• _What the task asks_:
Pictures appear in the records below; write out everything else exactly.

• _Available data_:
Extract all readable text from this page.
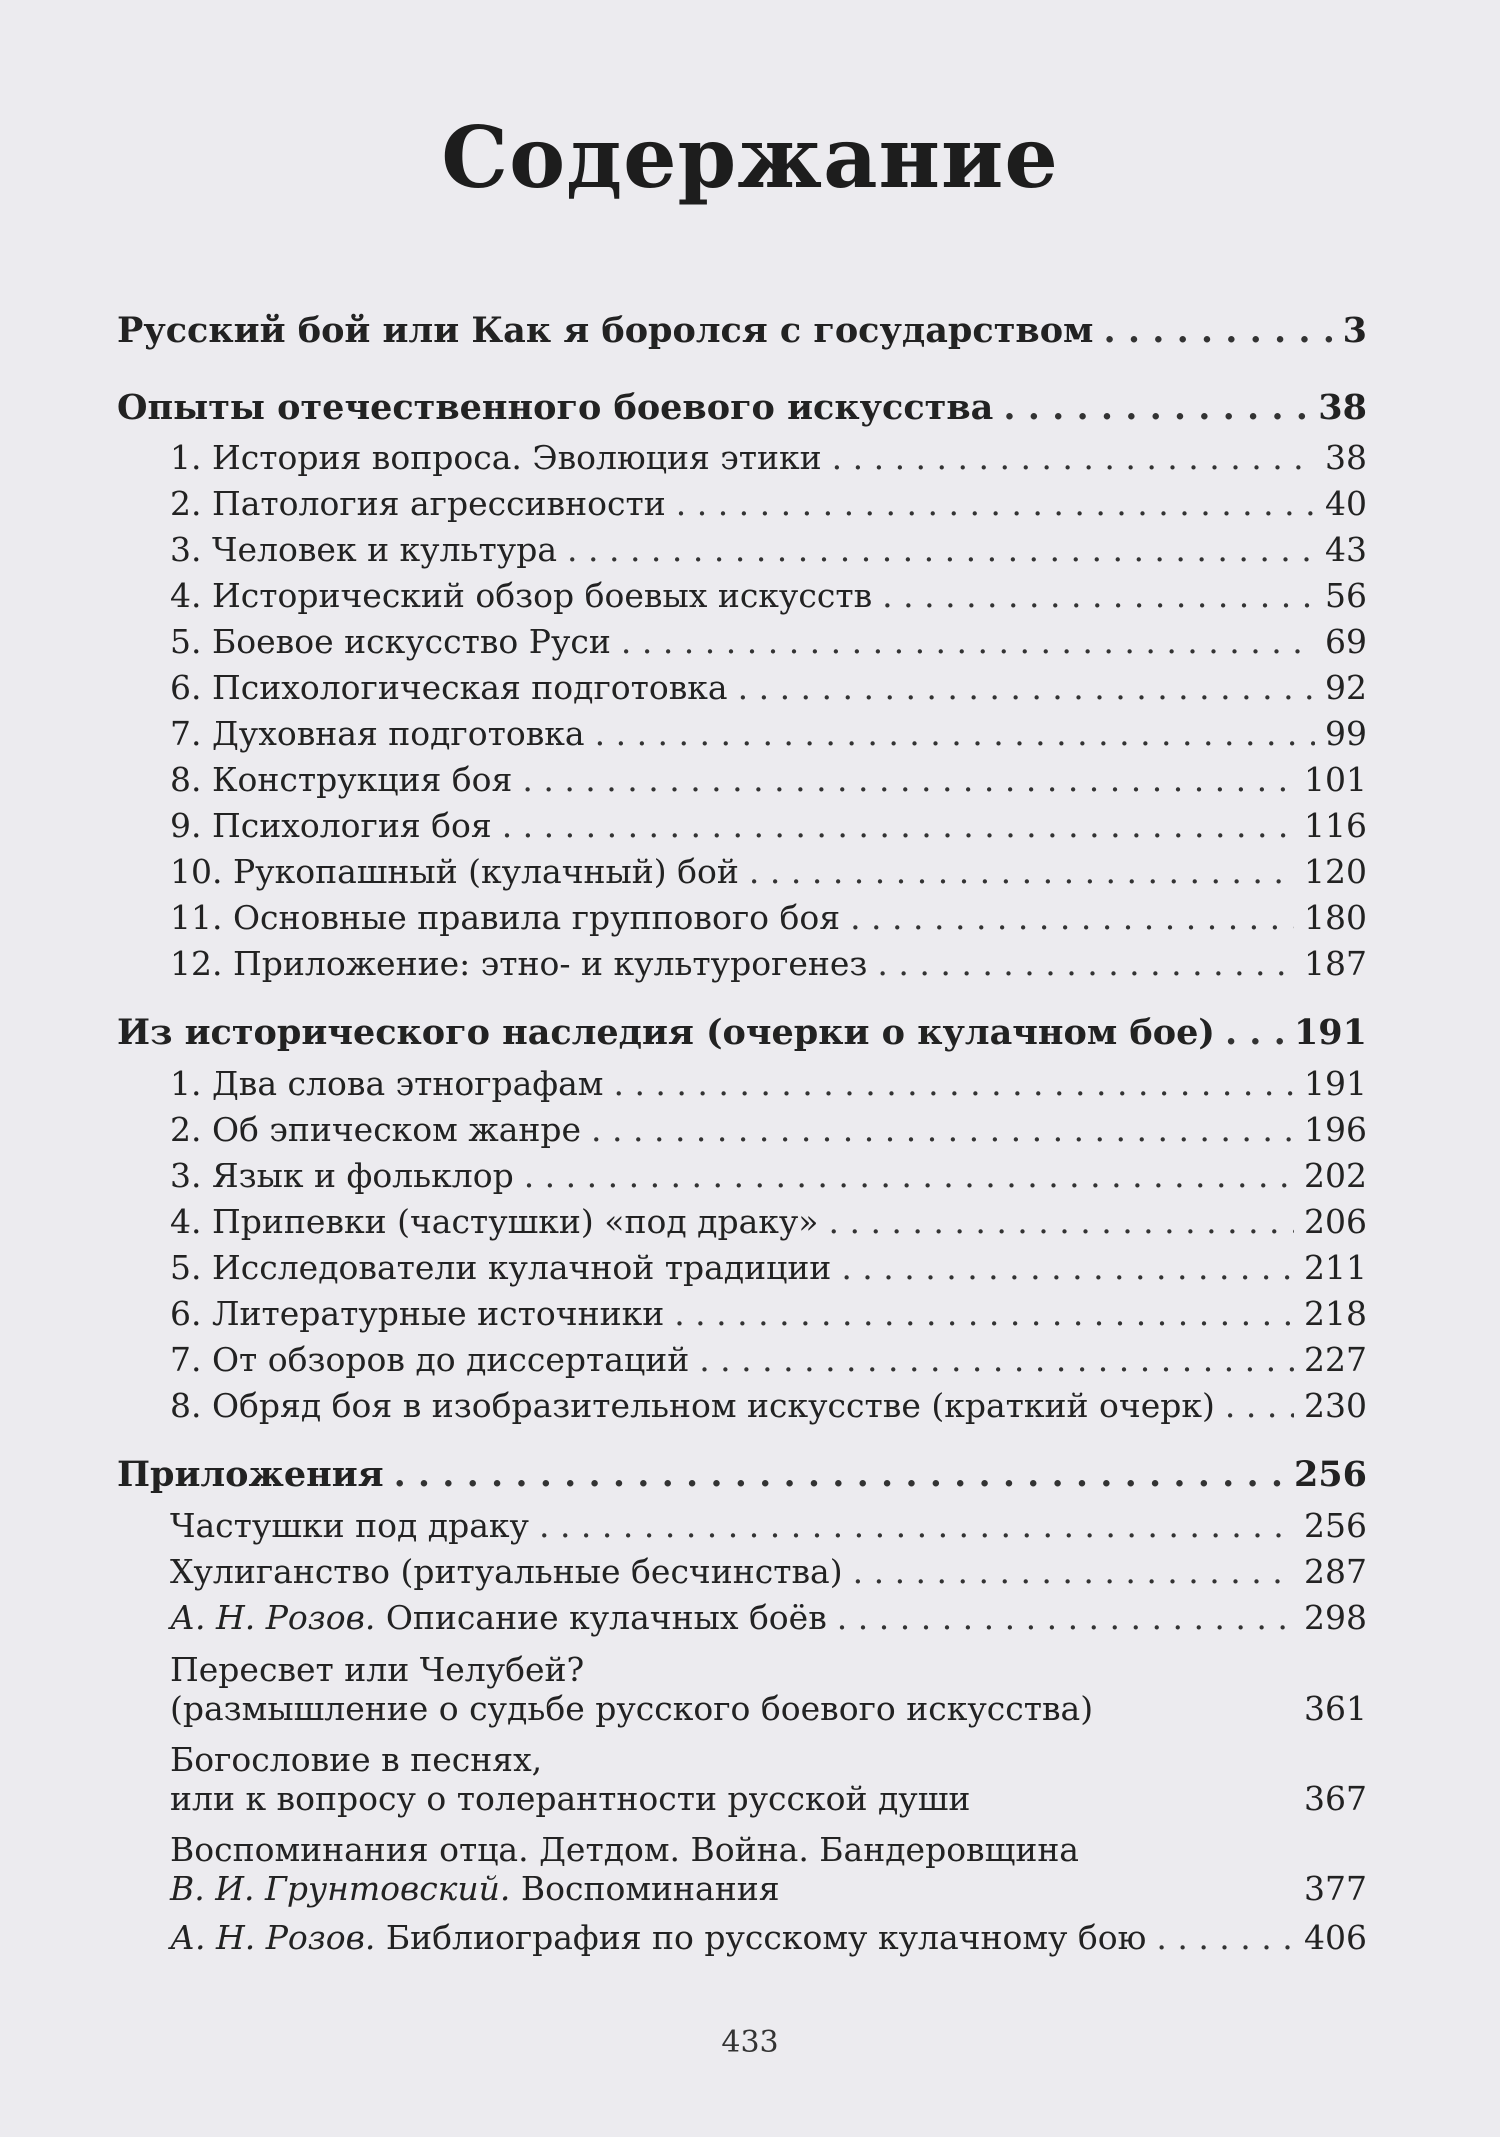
Содержание
Русский бой или Как я боролся с государством . . .	3
Опыты отечественного боевого искусства . . .	38
1. История вопроса. Эволюция этики . . .	38
2. Патология агрессивности . . .	40
3. Человек и культура . . .	43
4. Исторический обзор боевых искусств . . .	56
5. Боевое искусство Руси . . .	69
6. Психологическая подготовка . . .	92
7. Духовная подготовка . . .	99
8. Конструкция боя . . .	101
9. Психология боя . . .	116
10. Рукопашный (кулачный) бой . . .	120
11. Основные правила группового боя . . .	180
12. Приложение: этно- и культурогенез . . .	187
Из исторического наследия (очерки о кулачном бое) . . . 191
1. Два слова этнографам . . .	191
2. Об эпическом жанре . . .	196
3. Язык и фольклор . . .	202
4. Припевки (частушки) «под драку» . . .	206
5. Исследователи кулачной традиции . . .	211
6. Литературные источники . . .	218
7. От обзоров до диссертаций . . .	227
8. Обряд боя в изобразительном искусстве (краткий очерк) . . .	230
Приложения . . .	256
Частушки под драку . . .	256
Хулиганство (ритуальные бесчинства) . . .	287
А. Н. Розов. Описание кулачных боёв . . .	298
Пересвет или Челубей?
(размышление о судьбе русского боевого искусства)	361
Богословие в песнях,
или к вопросу о толерантности русской души	367
Воспоминания отца. Детдом. Война. Бандеровщина
В. И. Грунтовский. Воспоминания	377
А. Н. Розов. Библиография по русскому кулачному бою . . .	406
433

• _Finished exercise_:
Extract all readable text from this page.
Содержание
Русский бой или Как я боролся с государством . . .	3
Опыты отечественного боевого искусства . . .	38
1. История вопроса. Эволюция этики . . .	38
2. Патология агрессивности . . .	40
3. Человек и культура . . .	43
4. Исторический обзор боевых искусств . . .	56
5. Боевое искусство Руси . . .	69
6. Психологическая подготовка . . .	92
7. Духовная подготовка . . .	99
8. Конструкция боя . . .	101
9. Психология боя . . .	116
10. Рукопашный (кулачный) бой . . .	120
11. Основные правила группового боя . . .	180
12. Приложение: этно- и культурогенез . . .	187
Из исторического наследия (очерки о кулачном бое) . . . 191
1. Два слова этнографам . . .	191
2. Об эпическом жанре . . .	196
3. Язык и фольклор . . .	202
4. Припевки (частушки) «под драку» . . .	206
5. Исследователи кулачной традиции . . .	211
6. Литературные источники . . .	218
7. От обзоров до диссертаций . . .	227
8. Обряд боя в изобразительном искусстве (краткий очерк) . . .	230
Приложения . . .	256
Частушки под драку . . .	256
Хулиганство (ритуальные бесчинства) . . .	287
А. Н. Розов. Описание кулачных боёв . . .	298
Пересвет или Челубей?
(размышление о судьбе русского боевого искусства)	361
Богословие в песнях,
или к вопросу о толерантности русской души	367
Воспоминания отца. Детдом. Война. Бандеровщина
В. И. Грунтовский. Воспоминания	377
А. Н. Розов. Библиография по русскому кулачному бою . . .	406
433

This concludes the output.